THE REQUEST: Could you repeat the records below exactly, leaving out any pictures?

PROVIDED RECORDS:
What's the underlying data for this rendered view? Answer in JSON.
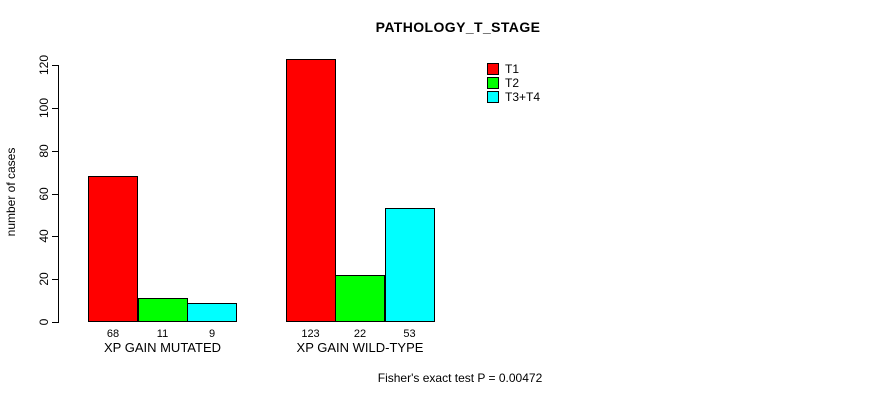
{
  "chart_data": {
    "type": "bar",
    "title": "PATHOLOGY_T_STAGE",
    "ylabel": "number of cases",
    "xlabel": "",
    "ylim": [
      0,
      120
    ],
    "yticks": [
      0,
      20,
      40,
      60,
      80,
      100,
      120
    ],
    "categories": [
      "XP GAIN MUTATED",
      "XP GAIN WILD-TYPE"
    ],
    "series": [
      {
        "name": "T1",
        "color": "#FF0000",
        "values": [
          68,
          123
        ]
      },
      {
        "name": "T2",
        "color": "#00FF00",
        "values": [
          11,
          22
        ]
      },
      {
        "name": "T3+T4",
        "color": "#00FFFF",
        "values": [
          9,
          53
        ]
      }
    ],
    "bar_value_labels": [
      [
        "68",
        "11",
        "9"
      ],
      [
        "123",
        "22",
        "53"
      ]
    ],
    "legend": {
      "entries": [
        "T1",
        "T2",
        "T3+T4"
      ],
      "position": "inside-top, right of center"
    },
    "grid": false,
    "annotation": "Fisher's exact test P = 0.00472",
    "colors": {
      "background": "#FFFFFF",
      "axis": "#000000",
      "text": "#000000",
      "bar_border": "#000000"
    }
  }
}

SOLUTION:
What's the underlying data for this rendered view? Answer in JSON.
{
  "chart_data": {
    "type": "bar",
    "title": "PATHOLOGY_T_STAGE",
    "ylabel": "number of cases",
    "xlabel": "",
    "ylim": [
      0,
      120
    ],
    "yticks": [
      0,
      20,
      40,
      60,
      80,
      100,
      120
    ],
    "categories": [
      "XP GAIN MUTATED",
      "XP GAIN WILD-TYPE"
    ],
    "series": [
      {
        "name": "T1",
        "color": "#FF0000",
        "values": [
          68,
          123
        ]
      },
      {
        "name": "T2",
        "color": "#00FF00",
        "values": [
          11,
          22
        ]
      },
      {
        "name": "T3+T4",
        "color": "#00FFFF",
        "values": [
          9,
          53
        ]
      }
    ],
    "bar_value_labels": [
      [
        "68",
        "11",
        "9"
      ],
      [
        "123",
        "22",
        "53"
      ]
    ],
    "legend": {
      "entries": [
        "T1",
        "T2",
        "T3+T4"
      ],
      "position": "inside-top, right of center"
    },
    "grid": false,
    "annotation": "Fisher's exact test P = 0.00472",
    "colors": {
      "background": "#FFFFFF",
      "axis": "#000000",
      "text": "#000000",
      "bar_border": "#000000"
    }
  }
}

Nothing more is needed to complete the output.